**Challenge**
Below are some records. Copy every line in them that holds "name".

**Records supplied**
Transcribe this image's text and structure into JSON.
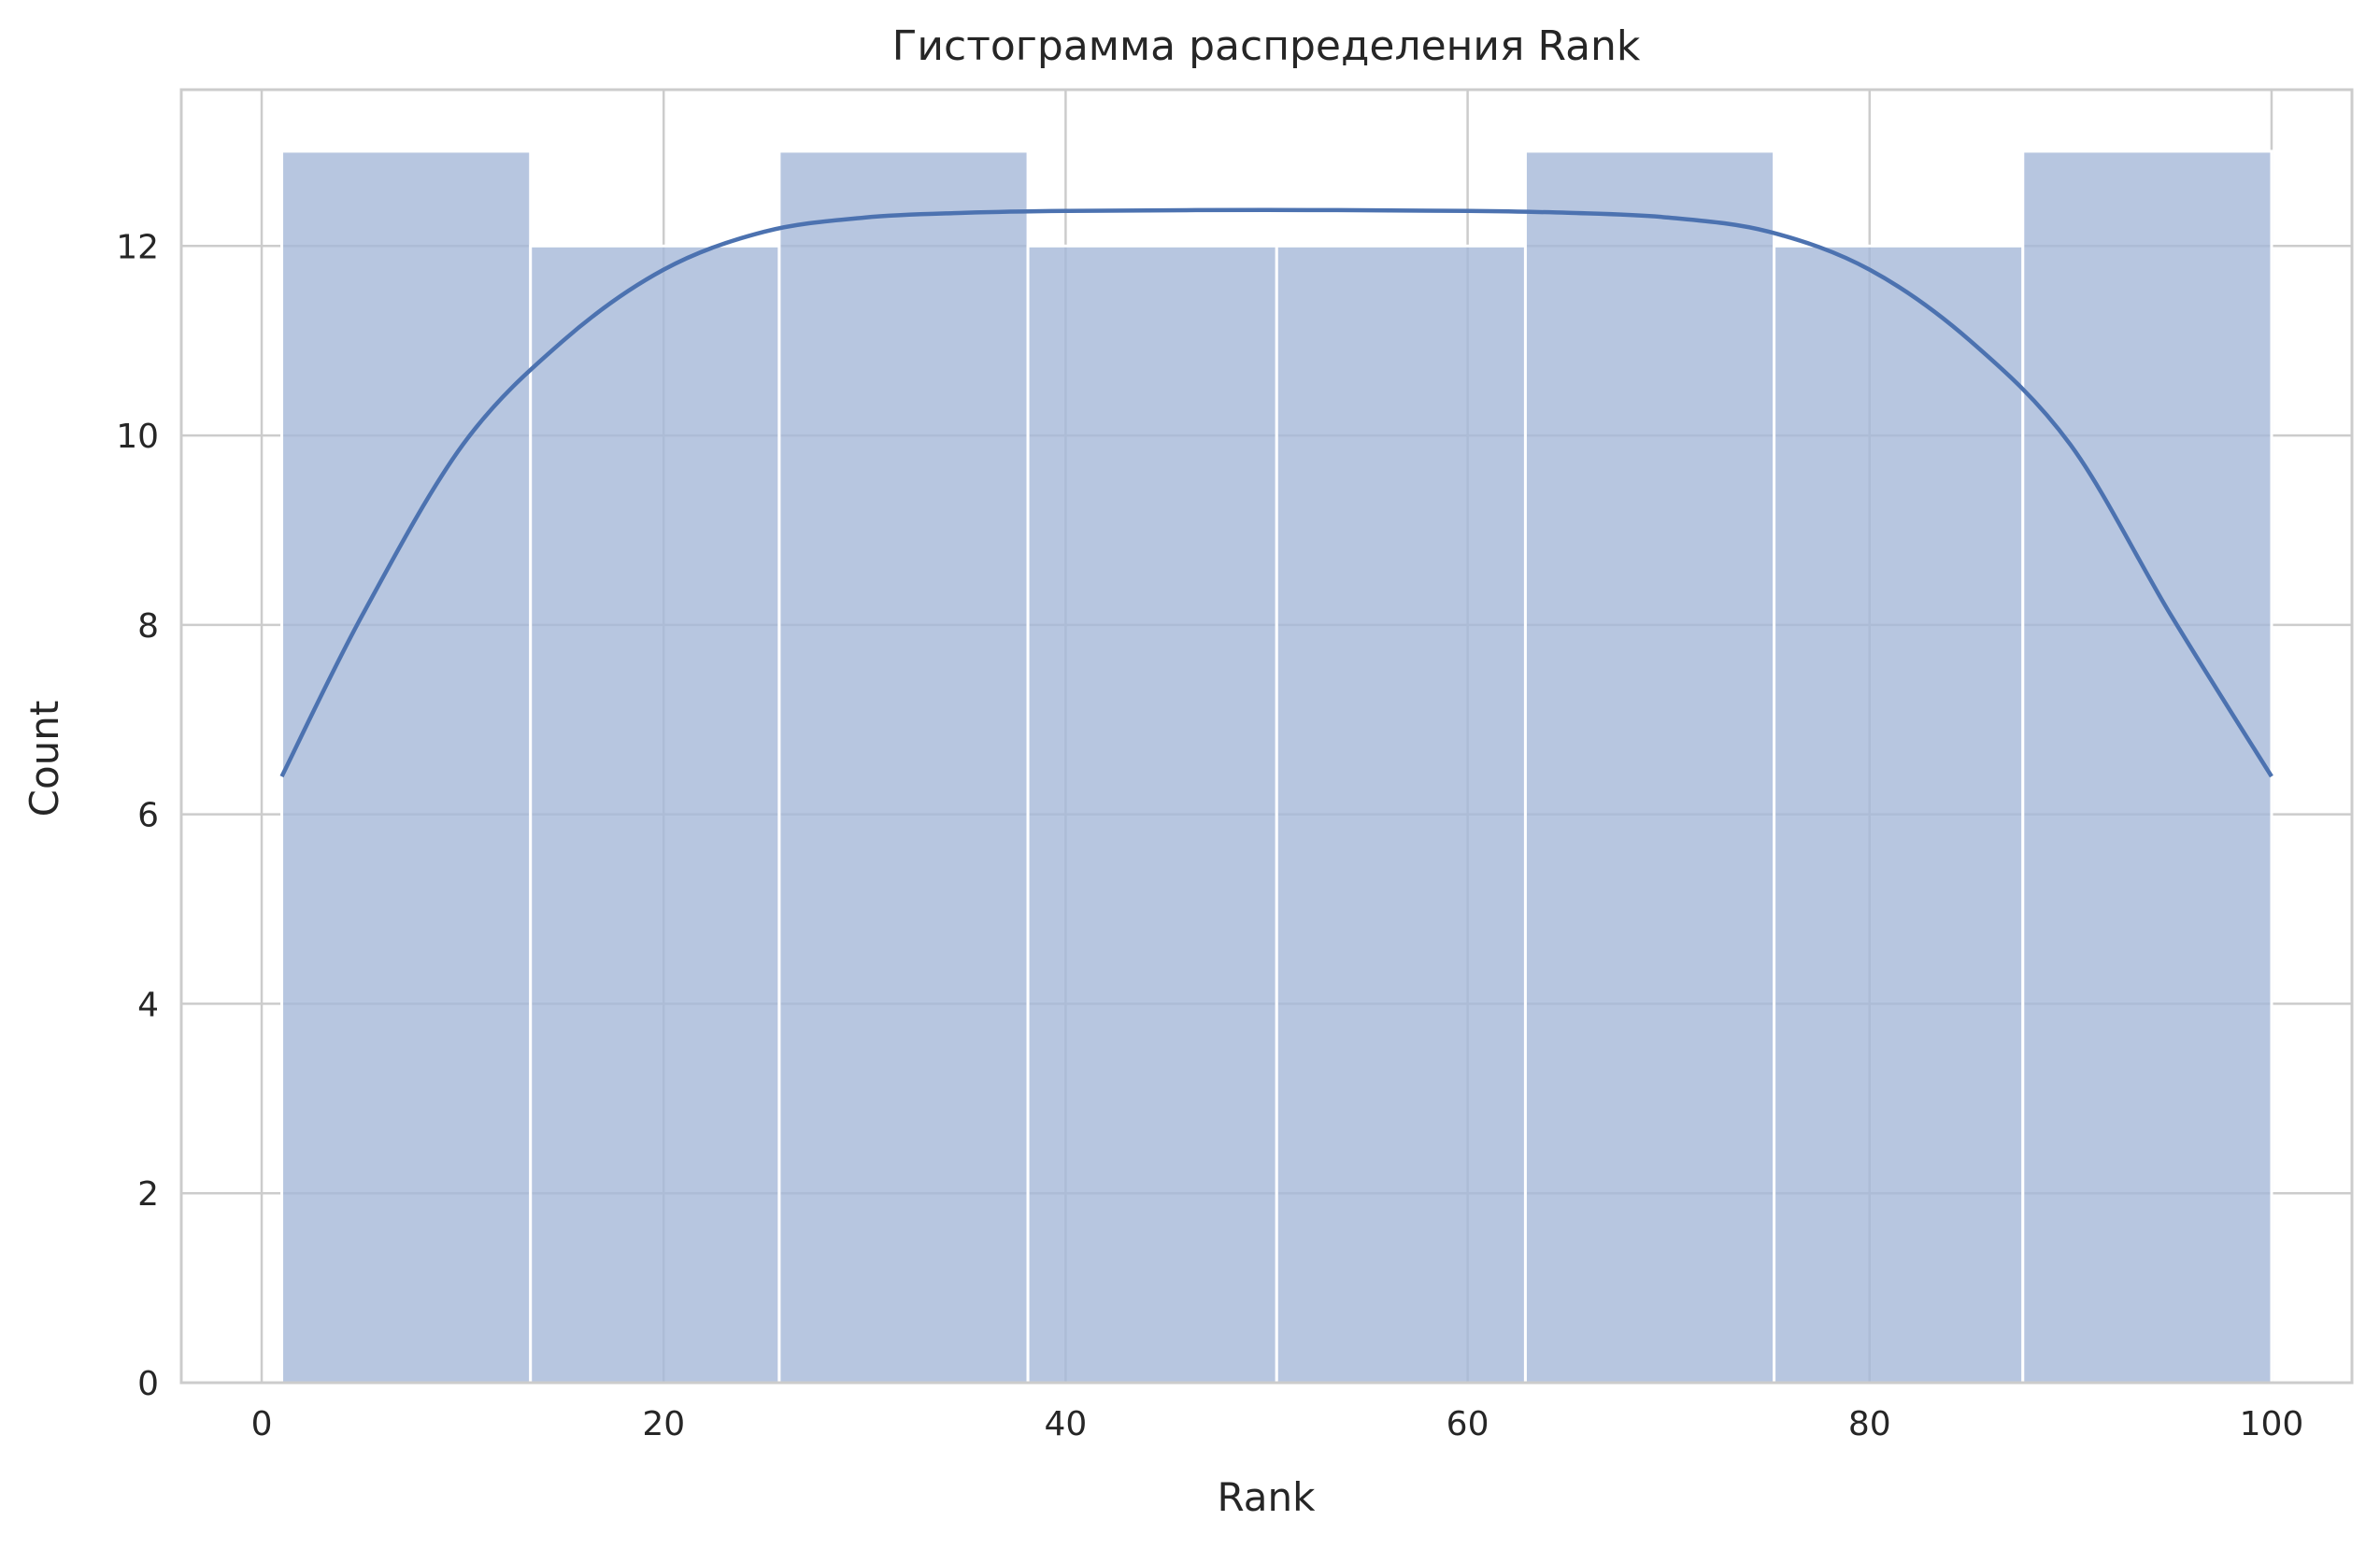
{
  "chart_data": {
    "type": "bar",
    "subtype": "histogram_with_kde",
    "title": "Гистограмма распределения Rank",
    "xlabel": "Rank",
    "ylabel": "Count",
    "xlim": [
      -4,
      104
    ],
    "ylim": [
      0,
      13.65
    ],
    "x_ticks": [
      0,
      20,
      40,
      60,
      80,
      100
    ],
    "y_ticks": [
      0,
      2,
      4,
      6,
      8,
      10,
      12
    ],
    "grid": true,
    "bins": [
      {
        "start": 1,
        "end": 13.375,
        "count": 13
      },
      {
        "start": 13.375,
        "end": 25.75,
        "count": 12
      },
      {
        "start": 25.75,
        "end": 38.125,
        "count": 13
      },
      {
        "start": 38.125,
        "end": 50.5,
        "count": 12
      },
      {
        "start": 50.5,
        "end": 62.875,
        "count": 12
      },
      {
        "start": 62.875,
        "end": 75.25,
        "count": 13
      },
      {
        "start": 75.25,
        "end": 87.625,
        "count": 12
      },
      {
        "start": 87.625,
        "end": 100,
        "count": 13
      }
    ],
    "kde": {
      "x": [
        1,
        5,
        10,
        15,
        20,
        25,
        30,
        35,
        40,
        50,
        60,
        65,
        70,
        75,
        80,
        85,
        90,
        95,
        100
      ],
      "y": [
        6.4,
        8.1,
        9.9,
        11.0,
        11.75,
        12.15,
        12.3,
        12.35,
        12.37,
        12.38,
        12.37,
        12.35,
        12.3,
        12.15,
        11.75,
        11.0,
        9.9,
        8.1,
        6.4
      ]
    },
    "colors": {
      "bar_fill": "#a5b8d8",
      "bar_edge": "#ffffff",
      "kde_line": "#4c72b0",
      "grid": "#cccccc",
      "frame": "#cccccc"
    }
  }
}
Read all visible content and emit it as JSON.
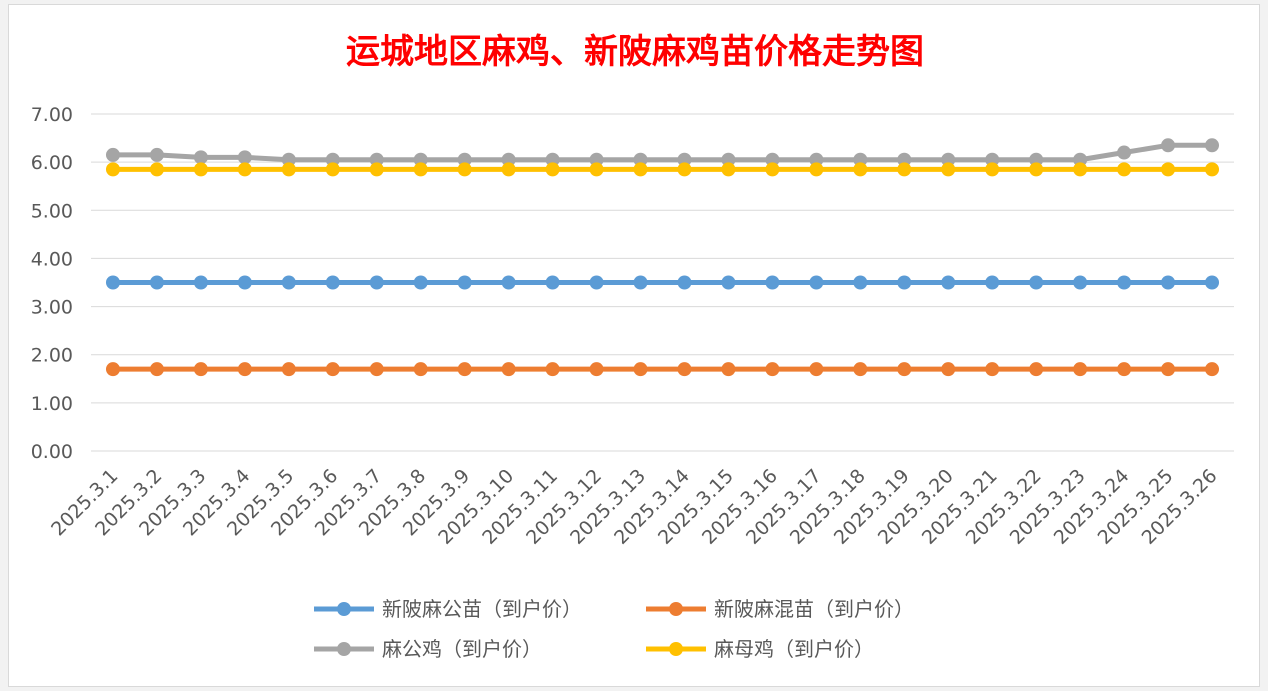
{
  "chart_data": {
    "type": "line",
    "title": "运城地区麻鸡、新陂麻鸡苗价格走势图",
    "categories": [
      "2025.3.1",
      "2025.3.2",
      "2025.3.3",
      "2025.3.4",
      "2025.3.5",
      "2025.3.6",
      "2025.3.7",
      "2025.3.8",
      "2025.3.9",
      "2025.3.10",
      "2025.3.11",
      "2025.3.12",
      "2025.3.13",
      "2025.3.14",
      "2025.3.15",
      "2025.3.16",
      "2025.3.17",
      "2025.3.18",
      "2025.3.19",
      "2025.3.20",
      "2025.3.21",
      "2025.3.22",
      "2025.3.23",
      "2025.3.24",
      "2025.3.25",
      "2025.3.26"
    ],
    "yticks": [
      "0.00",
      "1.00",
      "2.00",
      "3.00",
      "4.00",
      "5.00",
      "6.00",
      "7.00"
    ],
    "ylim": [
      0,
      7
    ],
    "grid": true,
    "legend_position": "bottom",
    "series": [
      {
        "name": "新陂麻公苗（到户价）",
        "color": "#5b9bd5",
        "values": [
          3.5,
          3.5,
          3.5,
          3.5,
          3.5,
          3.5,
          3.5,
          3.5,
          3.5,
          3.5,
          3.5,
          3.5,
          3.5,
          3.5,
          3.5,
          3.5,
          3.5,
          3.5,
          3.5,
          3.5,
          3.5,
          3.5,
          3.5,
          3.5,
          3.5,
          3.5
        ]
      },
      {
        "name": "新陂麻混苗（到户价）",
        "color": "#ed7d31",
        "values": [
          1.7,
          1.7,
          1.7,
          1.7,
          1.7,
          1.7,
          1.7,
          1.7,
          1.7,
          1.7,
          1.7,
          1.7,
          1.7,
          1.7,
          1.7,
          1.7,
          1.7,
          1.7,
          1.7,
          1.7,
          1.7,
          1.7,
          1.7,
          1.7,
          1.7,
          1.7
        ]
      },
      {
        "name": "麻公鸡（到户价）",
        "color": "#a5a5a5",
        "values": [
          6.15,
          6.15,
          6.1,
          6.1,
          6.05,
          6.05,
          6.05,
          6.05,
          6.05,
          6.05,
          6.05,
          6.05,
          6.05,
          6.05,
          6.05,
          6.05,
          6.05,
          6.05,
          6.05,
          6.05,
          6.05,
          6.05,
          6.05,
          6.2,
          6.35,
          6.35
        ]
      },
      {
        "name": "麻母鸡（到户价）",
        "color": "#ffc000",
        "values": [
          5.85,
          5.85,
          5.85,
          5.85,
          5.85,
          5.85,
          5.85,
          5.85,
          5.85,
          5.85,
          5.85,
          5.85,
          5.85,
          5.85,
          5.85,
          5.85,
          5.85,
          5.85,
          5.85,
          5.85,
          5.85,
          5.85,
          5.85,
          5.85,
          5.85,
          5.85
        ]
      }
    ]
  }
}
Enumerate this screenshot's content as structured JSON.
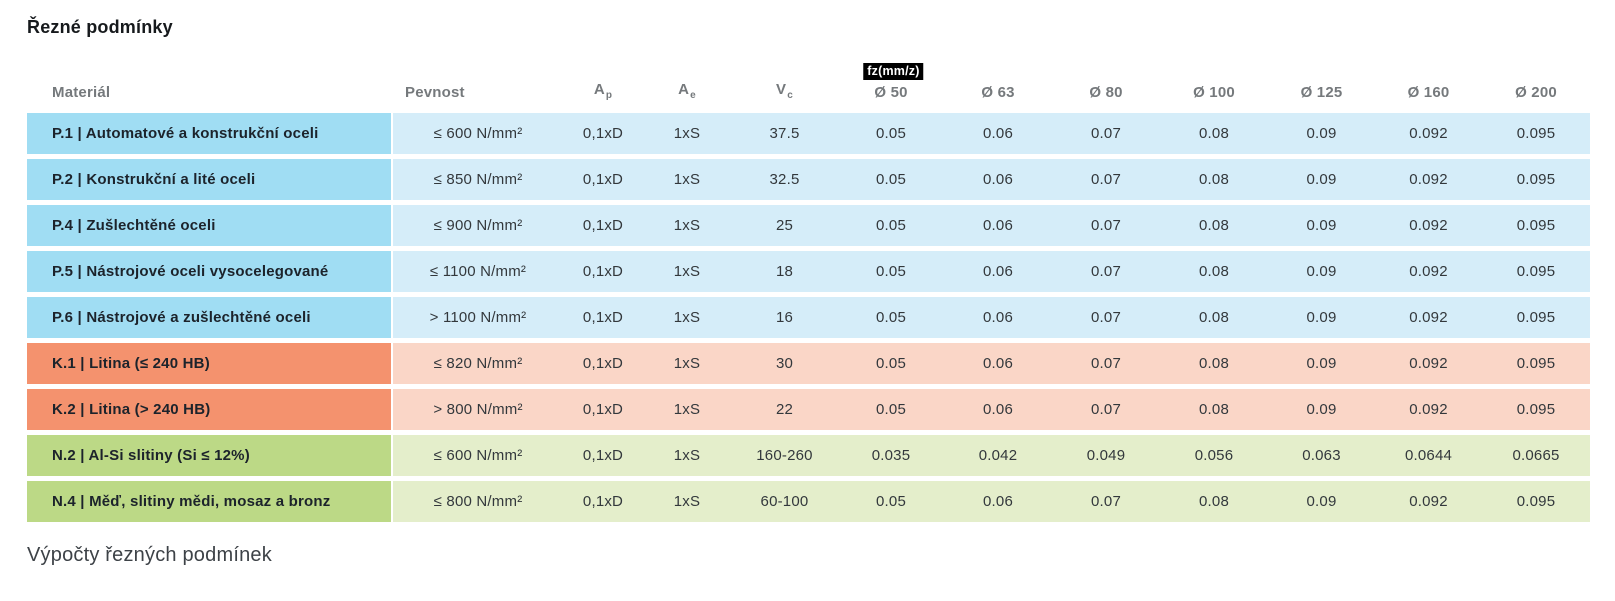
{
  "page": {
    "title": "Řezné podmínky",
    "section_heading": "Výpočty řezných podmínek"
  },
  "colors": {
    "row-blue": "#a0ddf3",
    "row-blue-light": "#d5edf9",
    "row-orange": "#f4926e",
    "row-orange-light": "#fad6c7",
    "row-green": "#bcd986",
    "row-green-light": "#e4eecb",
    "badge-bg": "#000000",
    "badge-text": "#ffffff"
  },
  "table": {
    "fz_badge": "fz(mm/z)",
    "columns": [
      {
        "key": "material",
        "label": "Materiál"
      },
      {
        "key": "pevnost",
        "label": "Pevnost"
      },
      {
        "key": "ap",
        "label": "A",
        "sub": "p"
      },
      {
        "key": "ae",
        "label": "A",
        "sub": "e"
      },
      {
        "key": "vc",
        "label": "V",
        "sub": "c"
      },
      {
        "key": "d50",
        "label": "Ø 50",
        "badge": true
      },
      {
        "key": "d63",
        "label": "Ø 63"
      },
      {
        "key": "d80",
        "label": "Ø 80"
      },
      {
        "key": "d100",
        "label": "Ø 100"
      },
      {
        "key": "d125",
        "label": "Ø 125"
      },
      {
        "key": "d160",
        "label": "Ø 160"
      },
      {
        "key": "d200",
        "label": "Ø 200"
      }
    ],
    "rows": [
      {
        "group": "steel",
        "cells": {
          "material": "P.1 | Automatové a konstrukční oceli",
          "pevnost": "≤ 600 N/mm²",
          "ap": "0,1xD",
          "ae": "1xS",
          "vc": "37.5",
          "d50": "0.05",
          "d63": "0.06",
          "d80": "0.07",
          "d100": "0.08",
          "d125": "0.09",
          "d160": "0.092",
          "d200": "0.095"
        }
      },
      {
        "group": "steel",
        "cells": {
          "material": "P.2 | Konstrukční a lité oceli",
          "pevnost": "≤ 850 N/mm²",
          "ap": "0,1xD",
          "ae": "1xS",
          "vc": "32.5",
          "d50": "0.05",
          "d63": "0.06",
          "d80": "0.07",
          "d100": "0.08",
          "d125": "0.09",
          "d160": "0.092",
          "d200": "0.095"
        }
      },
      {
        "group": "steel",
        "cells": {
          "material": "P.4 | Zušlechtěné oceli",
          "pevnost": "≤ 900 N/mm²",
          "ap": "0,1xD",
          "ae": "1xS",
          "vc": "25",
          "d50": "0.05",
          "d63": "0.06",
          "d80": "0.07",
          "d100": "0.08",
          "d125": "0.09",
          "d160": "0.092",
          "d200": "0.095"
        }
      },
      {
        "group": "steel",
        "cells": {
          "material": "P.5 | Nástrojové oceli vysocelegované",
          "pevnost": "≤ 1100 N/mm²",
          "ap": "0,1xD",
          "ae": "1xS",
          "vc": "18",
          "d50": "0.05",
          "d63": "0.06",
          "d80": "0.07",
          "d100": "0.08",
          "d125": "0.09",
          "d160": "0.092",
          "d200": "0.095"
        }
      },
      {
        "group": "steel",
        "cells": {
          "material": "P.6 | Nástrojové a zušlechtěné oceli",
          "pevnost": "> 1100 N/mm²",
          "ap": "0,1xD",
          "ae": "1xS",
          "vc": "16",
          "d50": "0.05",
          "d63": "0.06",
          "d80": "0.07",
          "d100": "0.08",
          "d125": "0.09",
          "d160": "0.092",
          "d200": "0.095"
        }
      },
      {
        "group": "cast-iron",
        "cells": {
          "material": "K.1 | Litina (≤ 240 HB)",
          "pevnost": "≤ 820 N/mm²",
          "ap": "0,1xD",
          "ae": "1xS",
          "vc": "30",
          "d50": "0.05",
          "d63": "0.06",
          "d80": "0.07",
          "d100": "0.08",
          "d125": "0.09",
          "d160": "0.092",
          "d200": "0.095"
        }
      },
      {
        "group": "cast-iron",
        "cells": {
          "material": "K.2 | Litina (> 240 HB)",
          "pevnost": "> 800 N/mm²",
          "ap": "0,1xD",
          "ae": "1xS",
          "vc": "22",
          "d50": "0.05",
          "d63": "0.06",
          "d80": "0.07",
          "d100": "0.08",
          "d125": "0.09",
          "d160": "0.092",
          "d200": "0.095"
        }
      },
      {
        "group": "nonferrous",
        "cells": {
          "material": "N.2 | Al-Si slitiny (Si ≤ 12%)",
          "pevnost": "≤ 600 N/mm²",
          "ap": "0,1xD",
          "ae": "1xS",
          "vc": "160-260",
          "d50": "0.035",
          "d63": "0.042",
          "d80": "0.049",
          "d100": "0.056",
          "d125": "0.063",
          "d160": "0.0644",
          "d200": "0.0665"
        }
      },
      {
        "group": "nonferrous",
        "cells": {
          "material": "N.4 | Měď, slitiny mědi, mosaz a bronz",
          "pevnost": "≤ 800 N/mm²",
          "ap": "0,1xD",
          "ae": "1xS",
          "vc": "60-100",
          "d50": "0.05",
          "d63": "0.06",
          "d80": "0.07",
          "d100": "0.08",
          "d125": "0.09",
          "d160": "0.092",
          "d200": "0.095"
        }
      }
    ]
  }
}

**Solution for this task**
        "name": "新陂麻公苗（到户价）",
        "name": "新陂麻混苗（到户价）",
        "name": "麻公鸡（到户价）",
        "name": "麻母鸡（到户价）",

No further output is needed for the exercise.